**Given data:**

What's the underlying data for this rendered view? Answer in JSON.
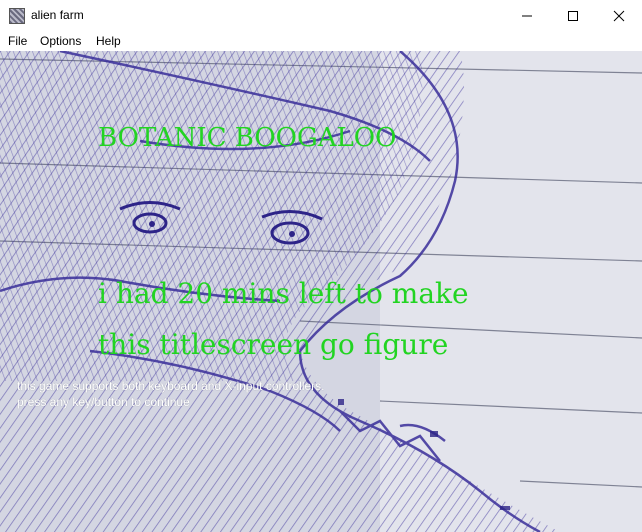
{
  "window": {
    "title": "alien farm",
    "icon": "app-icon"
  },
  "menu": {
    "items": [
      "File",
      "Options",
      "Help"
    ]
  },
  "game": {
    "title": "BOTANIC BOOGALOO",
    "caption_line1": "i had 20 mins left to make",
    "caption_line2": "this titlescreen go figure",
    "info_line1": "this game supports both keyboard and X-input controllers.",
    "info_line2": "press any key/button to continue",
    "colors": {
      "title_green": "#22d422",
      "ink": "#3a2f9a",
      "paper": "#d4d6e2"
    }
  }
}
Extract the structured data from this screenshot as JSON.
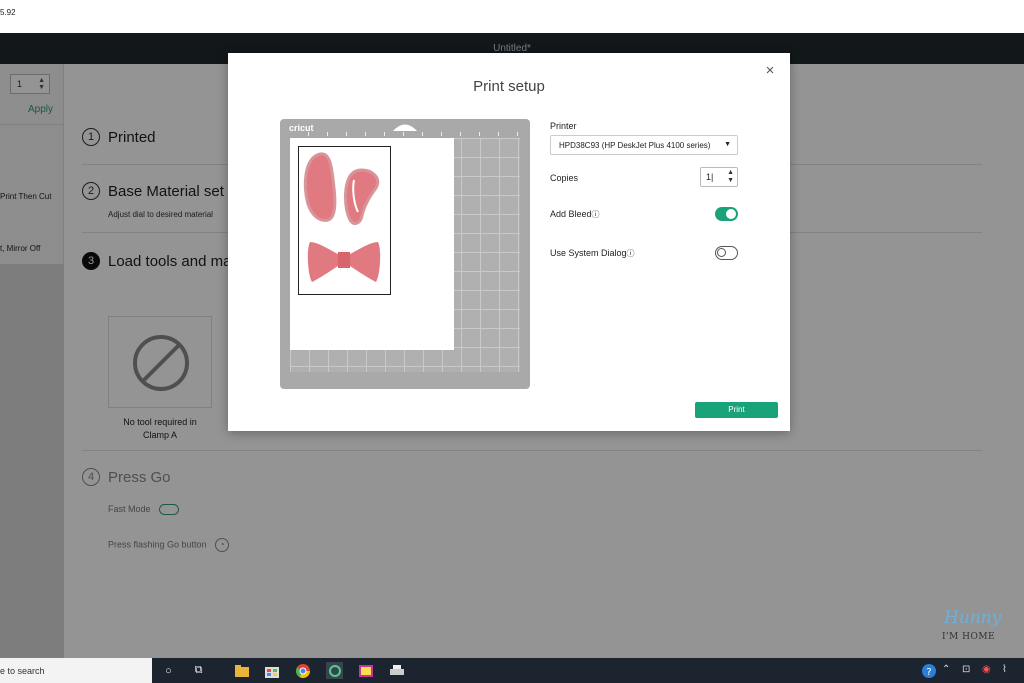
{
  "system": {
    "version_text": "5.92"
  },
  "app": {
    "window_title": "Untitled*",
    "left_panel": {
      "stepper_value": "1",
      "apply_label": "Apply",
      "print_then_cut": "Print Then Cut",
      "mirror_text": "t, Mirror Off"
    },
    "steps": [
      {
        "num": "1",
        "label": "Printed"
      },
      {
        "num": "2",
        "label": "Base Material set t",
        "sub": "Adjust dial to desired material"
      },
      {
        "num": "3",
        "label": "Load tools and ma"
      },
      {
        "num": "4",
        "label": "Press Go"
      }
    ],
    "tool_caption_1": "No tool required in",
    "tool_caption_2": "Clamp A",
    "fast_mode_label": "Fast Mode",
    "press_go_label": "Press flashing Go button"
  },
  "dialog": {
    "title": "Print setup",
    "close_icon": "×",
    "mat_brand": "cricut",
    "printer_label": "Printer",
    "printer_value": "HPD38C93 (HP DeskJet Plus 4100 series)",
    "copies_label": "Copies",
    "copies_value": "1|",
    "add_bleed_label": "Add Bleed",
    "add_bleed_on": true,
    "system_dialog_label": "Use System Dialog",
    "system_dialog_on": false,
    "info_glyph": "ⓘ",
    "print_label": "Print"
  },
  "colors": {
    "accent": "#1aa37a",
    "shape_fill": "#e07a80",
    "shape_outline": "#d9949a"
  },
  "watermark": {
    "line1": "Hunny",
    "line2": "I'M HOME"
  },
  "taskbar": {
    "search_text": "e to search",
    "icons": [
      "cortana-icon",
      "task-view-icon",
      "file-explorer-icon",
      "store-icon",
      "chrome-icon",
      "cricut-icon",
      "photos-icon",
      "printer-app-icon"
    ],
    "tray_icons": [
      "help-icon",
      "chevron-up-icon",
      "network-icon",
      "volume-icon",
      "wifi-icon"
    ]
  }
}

**The request:** Omit the images and transcribe all of the records above word for word.

**Expected output:**
What's the underlying data for this rendered view? Answer in JSON.
{
  "window": {
    "title": "alien farm",
    "icon": "app-icon"
  },
  "menu": {
    "items": [
      "File",
      "Options",
      "Help"
    ]
  },
  "game": {
    "title": "BOTANIC BOOGALOO",
    "caption_line1": "i had 20 mins left to make",
    "caption_line2": "this titlescreen go figure",
    "info_line1": "this game supports both keyboard and X-input controllers.",
    "info_line2": "press any key/button to continue",
    "colors": {
      "title_green": "#22d422",
      "ink": "#3a2f9a",
      "paper": "#d4d6e2"
    }
  }
}
Extract the structured data from this screenshot as JSON.
{
  "system": {
    "version_text": "5.92"
  },
  "app": {
    "window_title": "Untitled*",
    "left_panel": {
      "stepper_value": "1",
      "apply_label": "Apply",
      "print_then_cut": "Print Then Cut",
      "mirror_text": "t, Mirror Off"
    },
    "steps": [
      {
        "num": "1",
        "label": "Printed"
      },
      {
        "num": "2",
        "label": "Base Material set t",
        "sub": "Adjust dial to desired material"
      },
      {
        "num": "3",
        "label": "Load tools and ma"
      },
      {
        "num": "4",
        "label": "Press Go"
      }
    ],
    "tool_caption_1": "No tool required in",
    "tool_caption_2": "Clamp A",
    "fast_mode_label": "Fast Mode",
    "press_go_label": "Press flashing Go button"
  },
  "dialog": {
    "title": "Print setup",
    "close_icon": "×",
    "mat_brand": "cricut",
    "printer_label": "Printer",
    "printer_value": "HPD38C93 (HP DeskJet Plus 4100 series)",
    "copies_label": "Copies",
    "copies_value": "1|",
    "add_bleed_label": "Add Bleed",
    "add_bleed_on": true,
    "system_dialog_label": "Use System Dialog",
    "system_dialog_on": false,
    "info_glyph": "ⓘ",
    "print_label": "Print"
  },
  "colors": {
    "accent": "#1aa37a",
    "shape_fill": "#e07a80",
    "shape_outline": "#d9949a"
  },
  "watermark": {
    "line1": "Hunny",
    "line2": "I'M HOME"
  },
  "taskbar": {
    "search_text": "e to search",
    "icons": [
      "cortana-icon",
      "task-view-icon",
      "file-explorer-icon",
      "store-icon",
      "chrome-icon",
      "cricut-icon",
      "photos-icon",
      "printer-app-icon"
    ],
    "tray_icons": [
      "help-icon",
      "chevron-up-icon",
      "network-icon",
      "volume-icon",
      "wifi-icon"
    ]
  }
}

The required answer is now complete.